── PROVIDED DATA ──

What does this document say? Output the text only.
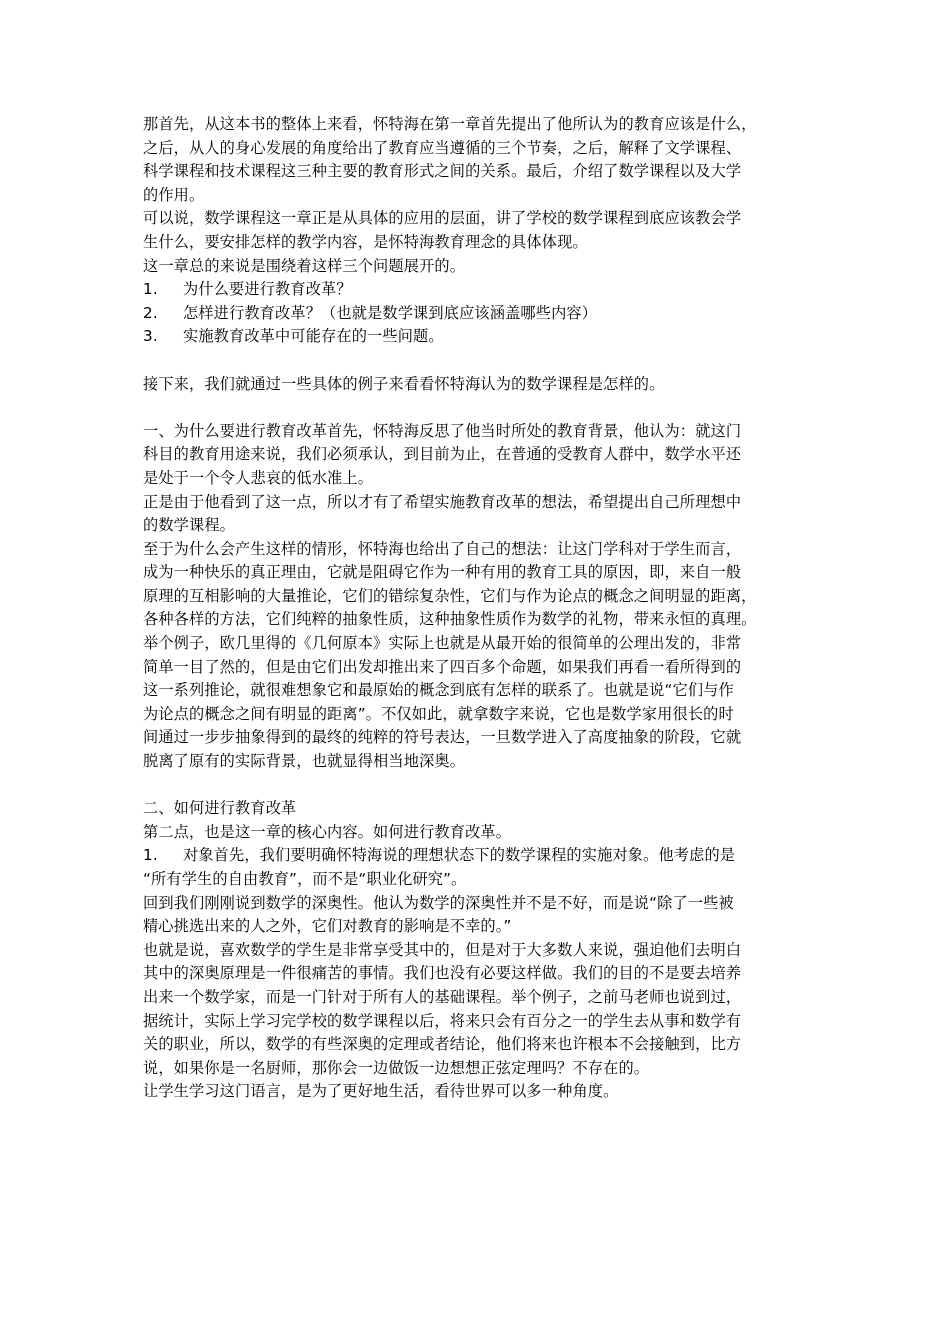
那首先，从这本书的整体上来看，怀特海在第一章首先提出了他所认为的教育应该是什么，
之后，从人的身心发展的角度给出了教育应当遵循的三个节奏，之后，解释了文学课程、
科学课程和技术课程这三种主要的教育形式之间的关系。最后，介绍了数学课程以及大学
的作用。
可以说，数学课程这一章正是从具体的应用的层面，讲了学校的数学课程到底应该教会学
生什么，要安排怎样的教学内容，是怀特海教育理念的具体体现。
这一章总的来说是围绕着这样三个问题展开的。
1. 为什么要进行教育改革？
2. 怎样进行教育改革？（也就是数学课到底应该涵盖哪些内容）
3. 实施教育改革中可能存在的一些问题。
接下来，我们就通过一些具体的例子来看看怀特海认为的数学课程是怎样的。
一、为什么要进行教育改革首先，怀特海反思了他当时所处的教育背景，他认为：就这门
科目的教育用途来说，我们必须承认，到目前为止，在普通的受教育人群中，数学水平还
是处于一个令人悲哀的低水准上。
正是由于他看到了这一点，所以才有了希望实施教育改革的想法，希望提出自己所理想中
的数学课程。
至于为什么会产生这样的情形，怀特海也给出了自己的想法：让这门学科对于学生而言，
成为一种快乐的真正理由，它就是阻碍它作为一种有用的教育工具的原因，即，来自一般
原理的互相影响的大量推论，它们的错综复杂性，它们与作为论点的概念之间明显的距离，
各种各样的方法，它们纯粹的抽象性质，这种抽象性质作为数学的礼物，带来永恒的真理。
举个例子，欧几里得的《几何原本》实际上也就是从最开始的很简单的公理出发的，非常
简单一目了然的，但是由它们出发却推出来了四百多个命题，如果我们再看一看所得到的
这一系列推论，就很难想象它和最原始的概念到底有怎样的联系了。也就是说“它们与作
为论点的概念之间有明显的距离”。不仅如此，就拿数字来说，它也是数学家用很长的时
间通过一步步抽象得到的最终的纯粹的符号表达，一旦数学进入了高度抽象的阶段，它就
脱离了原有的实际背景，也就显得相当地深奥。
二、如何进行教育改革
第二点，也是这一章的核心内容。如何进行教育改革。
1. 对象首先，我们要明确怀特海说的理想状态下的数学课程的实施对象。他考虑的是
“所有学生的自由教育”，而不是“职业化研究”。
回到我们刚刚说到数学的深奥性。他认为数学的深奥性并不是不好，而是说“除了一些被
精心挑选出来的人之外，它们对教育的影响是不幸的。”
也就是说，喜欢数学的学生是非常享受其中的，但是对于大多数人来说，强迫他们去明白
其中的深奥原理是一件很痛苦的事情。我们也没有必要这样做。我们的目的不是要去培养
出来一个数学家，而是一门针对于所有人的基础课程。举个例子，之前马老师也说到过，
据统计，实际上学习完学校的数学课程以后，将来只会有百分之一的学生去从事和数学有
关的职业，所以，数学的有些深奥的定理或者结论，他们将来也许根本不会接触到，比方
说，如果你是一名厨师，那你会一边做饭一边想想正弦定理吗？不存在的。
让学生学习这门语言，是为了更好地生活，看待世界可以多一种角度。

───

** WHAT IS NEEDED **
Transcribe every record above exactly, leaving out the pictures.

** RESPONSE TO THE EXERCISE **
What does this document say? Output the text only.
那首先，从这本书的整体上来看，怀特海在第一章首先提出了他所认为的教育应该是什么，
之后，从人的身心发展的角度给出了教育应当遵循的三个节奏，之后，解释了文学课程、
科学课程和技术课程这三种主要的教育形式之间的关系。最后，介绍了数学课程以及大学
的作用。
可以说，数学课程这一章正是从具体的应用的层面，讲了学校的数学课程到底应该教会学
生什么，要安排怎样的教学内容，是怀特海教育理念的具体体现。
这一章总的来说是围绕着这样三个问题展开的。
1. 为什么要进行教育改革？
2. 怎样进行教育改革？（也就是数学课到底应该涵盖哪些内容）
3. 实施教育改革中可能存在的一些问题。
接下来，我们就通过一些具体的例子来看看怀特海认为的数学课程是怎样的。
一、为什么要进行教育改革首先，怀特海反思了他当时所处的教育背景，他认为：就这门
科目的教育用途来说，我们必须承认，到目前为止，在普通的受教育人群中，数学水平还
是处于一个令人悲哀的低水准上。
正是由于他看到了这一点，所以才有了希望实施教育改革的想法，希望提出自己所理想中
的数学课程。
至于为什么会产生这样的情形，怀特海也给出了自己的想法：让这门学科对于学生而言，
成为一种快乐的真正理由，它就是阻碍它作为一种有用的教育工具的原因，即，来自一般
原理的互相影响的大量推论，它们的错综复杂性，它们与作为论点的概念之间明显的距离，
各种各样的方法，它们纯粹的抽象性质，这种抽象性质作为数学的礼物，带来永恒的真理。
举个例子，欧几里得的《几何原本》实际上也就是从最开始的很简单的公理出发的，非常
简单一目了然的，但是由它们出发却推出来了四百多个命题，如果我们再看一看所得到的
这一系列推论，就很难想象它和最原始的概念到底有怎样的联系了。也就是说“它们与作
为论点的概念之间有明显的距离”。不仅如此，就拿数字来说，它也是数学家用很长的时
间通过一步步抽象得到的最终的纯粹的符号表达，一旦数学进入了高度抽象的阶段，它就
脱离了原有的实际背景，也就显得相当地深奥。
二、如何进行教育改革
第二点，也是这一章的核心内容。如何进行教育改革。
1. 对象首先，我们要明确怀特海说的理想状态下的数学课程的实施对象。他考虑的是
“所有学生的自由教育”，而不是“职业化研究”。
回到我们刚刚说到数学的深奥性。他认为数学的深奥性并不是不好，而是说“除了一些被
精心挑选出来的人之外，它们对教育的影响是不幸的。”
也就是说，喜欢数学的学生是非常享受其中的，但是对于大多数人来说，强迫他们去明白
其中的深奥原理是一件很痛苦的事情。我们也没有必要这样做。我们的目的不是要去培养
出来一个数学家，而是一门针对于所有人的基础课程。举个例子，之前马老师也说到过，
据统计，实际上学习完学校的数学课程以后，将来只会有百分之一的学生去从事和数学有
关的职业，所以，数学的有些深奥的定理或者结论，他们将来也许根本不会接触到，比方
说，如果你是一名厨师，那你会一边做饭一边想想正弦定理吗？不存在的。
让学生学习这门语言，是为了更好地生活，看待世界可以多一种角度。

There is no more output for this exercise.